TASK DIRECTIONS: Write out all entries word for word.

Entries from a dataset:
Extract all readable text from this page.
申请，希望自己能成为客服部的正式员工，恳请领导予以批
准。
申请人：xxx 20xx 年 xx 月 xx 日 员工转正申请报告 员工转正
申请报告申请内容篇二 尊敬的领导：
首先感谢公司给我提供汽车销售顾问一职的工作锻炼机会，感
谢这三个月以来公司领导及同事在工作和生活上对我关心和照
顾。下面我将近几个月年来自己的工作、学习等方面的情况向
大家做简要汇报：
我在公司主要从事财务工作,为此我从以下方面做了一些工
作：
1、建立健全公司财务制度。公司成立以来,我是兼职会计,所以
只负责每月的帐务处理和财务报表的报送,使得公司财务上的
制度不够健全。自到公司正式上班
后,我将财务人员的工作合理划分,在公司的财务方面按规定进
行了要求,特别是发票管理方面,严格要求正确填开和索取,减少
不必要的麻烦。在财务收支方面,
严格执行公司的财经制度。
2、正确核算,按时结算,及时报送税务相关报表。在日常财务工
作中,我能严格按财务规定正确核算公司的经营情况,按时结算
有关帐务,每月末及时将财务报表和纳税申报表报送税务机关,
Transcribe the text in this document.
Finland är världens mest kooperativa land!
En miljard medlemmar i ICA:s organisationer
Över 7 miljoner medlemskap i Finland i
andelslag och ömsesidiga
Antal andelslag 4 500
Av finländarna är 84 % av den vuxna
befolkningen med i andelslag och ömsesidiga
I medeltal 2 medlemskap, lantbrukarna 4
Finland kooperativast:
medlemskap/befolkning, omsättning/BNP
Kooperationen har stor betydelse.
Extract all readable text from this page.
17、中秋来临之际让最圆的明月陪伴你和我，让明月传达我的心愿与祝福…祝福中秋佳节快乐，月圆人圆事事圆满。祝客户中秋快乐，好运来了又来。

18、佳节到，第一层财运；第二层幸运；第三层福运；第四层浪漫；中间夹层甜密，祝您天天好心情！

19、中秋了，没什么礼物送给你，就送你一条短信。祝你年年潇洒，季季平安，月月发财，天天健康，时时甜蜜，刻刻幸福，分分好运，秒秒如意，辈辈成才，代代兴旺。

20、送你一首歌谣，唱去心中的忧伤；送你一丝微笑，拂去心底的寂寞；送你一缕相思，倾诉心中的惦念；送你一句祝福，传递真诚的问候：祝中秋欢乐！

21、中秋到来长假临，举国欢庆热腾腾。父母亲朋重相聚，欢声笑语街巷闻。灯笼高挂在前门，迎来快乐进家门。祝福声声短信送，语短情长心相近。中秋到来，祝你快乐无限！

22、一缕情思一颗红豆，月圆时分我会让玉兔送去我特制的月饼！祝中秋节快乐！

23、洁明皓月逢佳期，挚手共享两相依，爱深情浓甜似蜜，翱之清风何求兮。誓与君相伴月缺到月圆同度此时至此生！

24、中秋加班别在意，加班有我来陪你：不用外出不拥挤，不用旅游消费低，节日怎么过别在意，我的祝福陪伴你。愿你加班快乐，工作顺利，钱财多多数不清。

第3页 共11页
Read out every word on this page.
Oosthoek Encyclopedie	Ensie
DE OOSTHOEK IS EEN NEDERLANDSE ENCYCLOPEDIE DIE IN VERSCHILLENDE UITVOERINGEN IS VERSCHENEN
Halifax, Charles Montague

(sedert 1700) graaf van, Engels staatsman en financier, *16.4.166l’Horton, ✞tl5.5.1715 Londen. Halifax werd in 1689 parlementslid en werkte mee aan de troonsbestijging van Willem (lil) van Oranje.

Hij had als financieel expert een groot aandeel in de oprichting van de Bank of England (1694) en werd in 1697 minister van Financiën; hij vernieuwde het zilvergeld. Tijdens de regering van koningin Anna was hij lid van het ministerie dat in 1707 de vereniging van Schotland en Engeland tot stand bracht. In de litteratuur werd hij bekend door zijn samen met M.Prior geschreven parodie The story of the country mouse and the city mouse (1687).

RESULT FOR THIS EXERCISE:
Extract all readable text from this page.
申请，希望自己能成为客服部的正式员工，恳请领导予以批
准。
申请人：xxx 20xx 年 xx 月 xx 日 员工转正申请报告 员工转正
申请报告申请内容篇二 尊敬的领导：
首先感谢公司给我提供汽车销售顾问一职的工作锻炼机会，感
谢这三个月以来公司领导及同事在工作和生活上对我关心和照
顾。下面我将近几个月年来自己的工作、学习等方面的情况向
大家做简要汇报：
我在公司主要从事财务工作,为此我从以下方面做了一些工
作：
1、建立健全公司财务制度。公司成立以来,我是兼职会计,所以
只负责每月的帐务处理和财务报表的报送,使得公司财务上的
制度不够健全。自到公司正式上班
后,我将财务人员的工作合理划分,在公司的财务方面按规定进
行了要求,特别是发票管理方面,严格要求正确填开和索取,减少
不必要的麻烦。在财务收支方面,
严格执行公司的财经制度。
2、正确核算,按时结算,及时报送税务相关报表。在日常财务工
作中,我能严格按财务规定正确核算公司的经营情况,按时结算
有关帐务,每月末及时将财务报表和纳税申报表报送税务机关,
Transcribe the text in this document.
Finland är världens mest kooperativa land!
En miljard medlemmar i ICA:s organisationer
Över 7 miljoner medlemskap i Finland i
andelslag och ömsesidiga
Antal andelslag 4 500
Av finländarna är 84 % av den vuxna
befolkningen med i andelslag och ömsesidiga
I medeltal 2 medlemskap, lantbrukarna 4
Finland kooperativast:
medlemskap/befolkning, omsättning/BNP
Kooperationen har stor betydelse.
Extract all readable text from this page.
17、中秋来临之际让最圆的明月陪伴你和我，让明月传达我的心愿与祝福…祝福中秋佳节快乐，月圆人圆事事圆满。祝客户中秋快乐，好运来了又来。

18、佳节到，第一层财运；第二层幸运；第三层福运；第四层浪漫；中间夹层甜密，祝您天天好心情！

19、中秋了，没什么礼物送给你，就送你一条短信。祝你年年潇洒，季季平安，月月发财，天天健康，时时甜蜜，刻刻幸福，分分好运，秒秒如意，辈辈成才，代代兴旺。

20、送你一首歌谣，唱去心中的忧伤；送你一丝微笑，拂去心底的寂寞；送你一缕相思，倾诉心中的惦念；送你一句祝福，传递真诚的问候：祝中秋欢乐！

21、中秋到来长假临，举国欢庆热腾腾。父母亲朋重相聚，欢声笑语街巷闻。灯笼高挂在前门，迎来快乐进家门。祝福声声短信送，语短情长心相近。中秋到来，祝你快乐无限！

22、一缕情思一颗红豆，月圆时分我会让玉兔送去我特制的月饼！祝中秋节快乐！

23、洁明皓月逢佳期，挚手共享两相依，爱深情浓甜似蜜，翱之清风何求兮。誓与君相伴月缺到月圆同度此时至此生！

24、中秋加班别在意，加班有我来陪你：不用外出不拥挤，不用旅游消费低，节日怎么过别在意，我的祝福陪伴你。愿你加班快乐，工作顺利，钱财多多数不清。

第3页 共11页
Read out every word on this page.
Oosthoek Encyclopedie	Ensie
DE OOSTHOEK IS EEN NEDERLANDSE ENCYCLOPEDIE DIE IN VERSCHILLENDE UITVOERINGEN IS VERSCHENEN
Halifax, Charles Montague

(sedert 1700) graaf van, Engels staatsman en financier, *16.4.166l’Horton, ✞tl5.5.1715 Londen. Halifax werd in 1689 parlementslid en werkte mee aan de troonsbestijging van Willem (lil) van Oranje.

Hij had als financieel expert een groot aandeel in de oprichting van de Bank of England (1694) en werd in 1697 minister van Financiën; hij vernieuwde het zilvergeld. Tijdens de regering van koningin Anna was hij lid van het ministerie dat in 1707 de vereniging van Schotland en Engeland tot stand bracht. In de litteratuur werd hij bekend door zijn samen met M.Prior geschreven parodie The story of the country mouse and the city mouse (1687).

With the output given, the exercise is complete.